■ Prompt
Take the entries below and print all of them exactly, please.

■ Material shown
>> BEGIN
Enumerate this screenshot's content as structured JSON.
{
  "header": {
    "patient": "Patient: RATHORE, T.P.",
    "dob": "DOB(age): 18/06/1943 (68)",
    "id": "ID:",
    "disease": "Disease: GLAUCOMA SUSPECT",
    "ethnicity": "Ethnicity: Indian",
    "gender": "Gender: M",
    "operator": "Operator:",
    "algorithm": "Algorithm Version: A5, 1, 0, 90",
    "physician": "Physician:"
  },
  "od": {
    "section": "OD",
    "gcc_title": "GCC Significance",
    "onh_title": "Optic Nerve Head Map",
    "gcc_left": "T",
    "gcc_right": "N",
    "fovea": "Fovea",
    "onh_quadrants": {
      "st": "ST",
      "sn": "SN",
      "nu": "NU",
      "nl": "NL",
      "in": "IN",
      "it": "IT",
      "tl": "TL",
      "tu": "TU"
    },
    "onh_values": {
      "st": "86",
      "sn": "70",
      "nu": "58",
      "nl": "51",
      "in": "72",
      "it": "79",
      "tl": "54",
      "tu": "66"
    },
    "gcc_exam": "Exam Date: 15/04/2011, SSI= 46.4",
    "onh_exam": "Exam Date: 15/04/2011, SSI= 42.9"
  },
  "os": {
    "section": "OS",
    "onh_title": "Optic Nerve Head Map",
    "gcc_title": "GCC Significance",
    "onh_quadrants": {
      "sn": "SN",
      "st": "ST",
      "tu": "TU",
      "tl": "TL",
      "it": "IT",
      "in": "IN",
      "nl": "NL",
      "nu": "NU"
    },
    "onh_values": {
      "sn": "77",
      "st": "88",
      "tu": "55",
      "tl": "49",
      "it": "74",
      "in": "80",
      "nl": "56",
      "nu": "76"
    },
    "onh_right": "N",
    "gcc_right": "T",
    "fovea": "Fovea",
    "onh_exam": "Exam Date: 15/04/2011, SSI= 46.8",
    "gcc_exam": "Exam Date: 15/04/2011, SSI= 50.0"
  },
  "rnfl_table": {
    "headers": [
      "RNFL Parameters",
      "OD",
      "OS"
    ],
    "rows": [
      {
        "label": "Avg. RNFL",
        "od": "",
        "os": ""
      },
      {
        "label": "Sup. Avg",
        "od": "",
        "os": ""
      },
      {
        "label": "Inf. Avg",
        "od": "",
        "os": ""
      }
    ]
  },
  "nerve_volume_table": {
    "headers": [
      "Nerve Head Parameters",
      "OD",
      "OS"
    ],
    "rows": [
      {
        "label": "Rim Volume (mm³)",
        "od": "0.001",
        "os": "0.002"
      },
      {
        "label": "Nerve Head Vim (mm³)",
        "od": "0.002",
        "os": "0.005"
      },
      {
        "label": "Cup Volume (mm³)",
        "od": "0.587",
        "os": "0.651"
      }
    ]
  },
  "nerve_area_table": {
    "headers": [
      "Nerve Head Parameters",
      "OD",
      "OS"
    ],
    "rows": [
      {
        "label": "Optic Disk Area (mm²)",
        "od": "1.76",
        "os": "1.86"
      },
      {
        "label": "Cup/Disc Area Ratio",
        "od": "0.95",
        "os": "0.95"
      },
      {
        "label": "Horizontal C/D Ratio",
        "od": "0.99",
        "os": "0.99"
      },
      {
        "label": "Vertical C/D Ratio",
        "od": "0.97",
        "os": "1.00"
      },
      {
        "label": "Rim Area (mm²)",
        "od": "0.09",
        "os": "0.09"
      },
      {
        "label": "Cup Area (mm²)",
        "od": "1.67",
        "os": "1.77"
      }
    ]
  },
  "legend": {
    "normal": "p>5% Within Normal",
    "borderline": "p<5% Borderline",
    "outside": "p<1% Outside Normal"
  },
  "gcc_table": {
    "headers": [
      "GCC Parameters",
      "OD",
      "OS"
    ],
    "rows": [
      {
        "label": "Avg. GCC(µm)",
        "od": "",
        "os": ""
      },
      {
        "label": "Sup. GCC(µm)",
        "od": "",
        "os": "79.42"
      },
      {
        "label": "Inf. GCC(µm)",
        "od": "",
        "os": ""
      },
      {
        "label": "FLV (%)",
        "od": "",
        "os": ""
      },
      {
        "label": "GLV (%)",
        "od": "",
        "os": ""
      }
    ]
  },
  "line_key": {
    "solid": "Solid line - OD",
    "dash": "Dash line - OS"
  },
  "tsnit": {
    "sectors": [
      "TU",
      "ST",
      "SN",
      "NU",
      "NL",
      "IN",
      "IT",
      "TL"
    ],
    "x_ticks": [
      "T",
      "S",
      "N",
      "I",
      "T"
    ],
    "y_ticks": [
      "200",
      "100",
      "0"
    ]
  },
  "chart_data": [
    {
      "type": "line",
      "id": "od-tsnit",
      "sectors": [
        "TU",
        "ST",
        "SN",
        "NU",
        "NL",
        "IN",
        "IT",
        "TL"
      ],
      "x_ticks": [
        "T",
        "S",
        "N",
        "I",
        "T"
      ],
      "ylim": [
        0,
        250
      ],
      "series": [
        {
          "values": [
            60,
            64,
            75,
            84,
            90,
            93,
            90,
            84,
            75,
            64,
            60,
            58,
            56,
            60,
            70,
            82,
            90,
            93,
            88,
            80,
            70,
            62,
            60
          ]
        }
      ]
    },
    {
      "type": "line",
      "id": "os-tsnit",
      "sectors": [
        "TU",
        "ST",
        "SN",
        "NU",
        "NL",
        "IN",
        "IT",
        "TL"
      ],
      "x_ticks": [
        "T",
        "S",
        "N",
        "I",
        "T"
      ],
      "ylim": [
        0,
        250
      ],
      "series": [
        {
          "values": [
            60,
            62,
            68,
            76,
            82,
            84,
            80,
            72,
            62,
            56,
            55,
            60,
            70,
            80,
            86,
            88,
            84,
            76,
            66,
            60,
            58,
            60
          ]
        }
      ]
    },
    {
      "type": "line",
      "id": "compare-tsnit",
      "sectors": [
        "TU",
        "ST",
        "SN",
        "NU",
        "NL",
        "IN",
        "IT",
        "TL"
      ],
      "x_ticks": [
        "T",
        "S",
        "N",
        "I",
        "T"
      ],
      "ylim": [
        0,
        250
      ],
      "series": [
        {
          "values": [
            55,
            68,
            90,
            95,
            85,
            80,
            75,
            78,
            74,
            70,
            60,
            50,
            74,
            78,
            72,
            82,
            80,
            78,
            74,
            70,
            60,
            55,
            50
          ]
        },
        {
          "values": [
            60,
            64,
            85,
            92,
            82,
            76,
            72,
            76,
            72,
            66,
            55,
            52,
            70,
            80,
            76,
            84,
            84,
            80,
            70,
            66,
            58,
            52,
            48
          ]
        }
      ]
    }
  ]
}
>> END
■ Task answer
Enumerate this screenshot's content as structured JSON.
{
  "header": {
    "patient": "Patient: RATHORE, T.P.",
    "dob": "DOB(age): 18/06/1943 (68)",
    "id": "ID:",
    "disease": "Disease: GLAUCOMA SUSPECT",
    "ethnicity": "Ethnicity: Indian",
    "gender": "Gender: M",
    "operator": "Operator:",
    "algorithm": "Algorithm Version: A5, 1, 0, 90",
    "physician": "Physician:"
  },
  "od": {
    "section": "OD",
    "gcc_title": "GCC Significance",
    "onh_title": "Optic Nerve Head Map",
    "gcc_left": "T",
    "gcc_right": "N",
    "fovea": "Fovea",
    "onh_quadrants": {
      "st": "ST",
      "sn": "SN",
      "nu": "NU",
      "nl": "NL",
      "in": "IN",
      "it": "IT",
      "tl": "TL",
      "tu": "TU"
    },
    "onh_values": {
      "st": "86",
      "sn": "70",
      "nu": "58",
      "nl": "51",
      "in": "72",
      "it": "79",
      "tl": "54",
      "tu": "66"
    },
    "gcc_exam": "Exam Date: 15/04/2011, SSI= 46.4",
    "onh_exam": "Exam Date: 15/04/2011, SSI= 42.9"
  },
  "os": {
    "section": "OS",
    "onh_title": "Optic Nerve Head Map",
    "gcc_title": "GCC Significance",
    "onh_quadrants": {
      "sn": "SN",
      "st": "ST",
      "tu": "TU",
      "tl": "TL",
      "it": "IT",
      "in": "IN",
      "nl": "NL",
      "nu": "NU"
    },
    "onh_values": {
      "sn": "77",
      "st": "88",
      "tu": "55",
      "tl": "49",
      "it": "74",
      "in": "80",
      "nl": "56",
      "nu": "76"
    },
    "onh_right": "N",
    "gcc_right": "T",
    "fovea": "Fovea",
    "onh_exam": "Exam Date: 15/04/2011, SSI= 46.8",
    "gcc_exam": "Exam Date: 15/04/2011, SSI= 50.0"
  },
  "rnfl_table": {
    "headers": [
      "RNFL Parameters",
      "OD",
      "OS"
    ],
    "rows": [
      {
        "label": "Avg. RNFL",
        "od": "",
        "os": ""
      },
      {
        "label": "Sup. Avg",
        "od": "",
        "os": ""
      },
      {
        "label": "Inf. Avg",
        "od": "",
        "os": ""
      }
    ]
  },
  "nerve_volume_table": {
    "headers": [
      "Nerve Head Parameters",
      "OD",
      "OS"
    ],
    "rows": [
      {
        "label": "Rim Volume (mm³)",
        "od": "0.001",
        "os": "0.002"
      },
      {
        "label": "Nerve Head Vim (mm³)",
        "od": "0.002",
        "os": "0.005"
      },
      {
        "label": "Cup Volume (mm³)",
        "od": "0.587",
        "os": "0.651"
      }
    ]
  },
  "nerve_area_table": {
    "headers": [
      "Nerve Head Parameters",
      "OD",
      "OS"
    ],
    "rows": [
      {
        "label": "Optic Disk Area (mm²)",
        "od": "1.76",
        "os": "1.86"
      },
      {
        "label": "Cup/Disc Area Ratio",
        "od": "0.95",
        "os": "0.95"
      },
      {
        "label": "Horizontal C/D Ratio",
        "od": "0.99",
        "os": "0.99"
      },
      {
        "label": "Vertical C/D Ratio",
        "od": "0.97",
        "os": "1.00"
      },
      {
        "label": "Rim Area (mm²)",
        "od": "0.09",
        "os": "0.09"
      },
      {
        "label": "Cup Area (mm²)",
        "od": "1.67",
        "os": "1.77"
      }
    ]
  },
  "legend": {
    "normal": "p>5% Within Normal",
    "borderline": "p<5% Borderline",
    "outside": "p<1% Outside Normal"
  },
  "gcc_table": {
    "headers": [
      "GCC Parameters",
      "OD",
      "OS"
    ],
    "rows": [
      {
        "label": "Avg. GCC(µm)",
        "od": "",
        "os": ""
      },
      {
        "label": "Sup. GCC(µm)",
        "od": "",
        "os": "79.42"
      },
      {
        "label": "Inf. GCC(µm)",
        "od": "",
        "os": ""
      },
      {
        "label": "FLV (%)",
        "od": "",
        "os": ""
      },
      {
        "label": "GLV (%)",
        "od": "",
        "os": ""
      }
    ]
  },
  "line_key": {
    "solid": "Solid line - OD",
    "dash": "Dash line - OS"
  },
  "tsnit": {
    "sectors": [
      "TU",
      "ST",
      "SN",
      "NU",
      "NL",
      "IN",
      "IT",
      "TL"
    ],
    "x_ticks": [
      "T",
      "S",
      "N",
      "I",
      "T"
    ],
    "y_ticks": [
      "200",
      "100",
      "0"
    ]
  },
  "chart_data": [
    {
      "type": "line",
      "id": "od-tsnit",
      "sectors": [
        "TU",
        "ST",
        "SN",
        "NU",
        "NL",
        "IN",
        "IT",
        "TL"
      ],
      "x_ticks": [
        "T",
        "S",
        "N",
        "I",
        "T"
      ],
      "ylim": [
        0,
        250
      ],
      "series": [
        {
          "values": [
            60,
            64,
            75,
            84,
            90,
            93,
            90,
            84,
            75,
            64,
            60,
            58,
            56,
            60,
            70,
            82,
            90,
            93,
            88,
            80,
            70,
            62,
            60
          ]
        }
      ]
    },
    {
      "type": "line",
      "id": "os-tsnit",
      "sectors": [
        "TU",
        "ST",
        "SN",
        "NU",
        "NL",
        "IN",
        "IT",
        "TL"
      ],
      "x_ticks": [
        "T",
        "S",
        "N",
        "I",
        "T"
      ],
      "ylim": [
        0,
        250
      ],
      "series": [
        {
          "values": [
            60,
            62,
            68,
            76,
            82,
            84,
            80,
            72,
            62,
            56,
            55,
            60,
            70,
            80,
            86,
            88,
            84,
            76,
            66,
            60,
            58,
            60
          ]
        }
      ]
    },
    {
      "type": "line",
      "id": "compare-tsnit",
      "sectors": [
        "TU",
        "ST",
        "SN",
        "NU",
        "NL",
        "IN",
        "IT",
        "TL"
      ],
      "x_ticks": [
        "T",
        "S",
        "N",
        "I",
        "T"
      ],
      "ylim": [
        0,
        250
      ],
      "series": [
        {
          "values": [
            55,
            68,
            90,
            95,
            85,
            80,
            75,
            78,
            74,
            70,
            60,
            50,
            74,
            78,
            72,
            82,
            80,
            78,
            74,
            70,
            60,
            55,
            50
          ]
        },
        {
          "values": [
            60,
            64,
            85,
            92,
            82,
            76,
            72,
            76,
            72,
            66,
            55,
            52,
            70,
            80,
            76,
            84,
            84,
            80,
            70,
            66,
            58,
            52,
            48
          ]
        }
      ]
    }
  ]
}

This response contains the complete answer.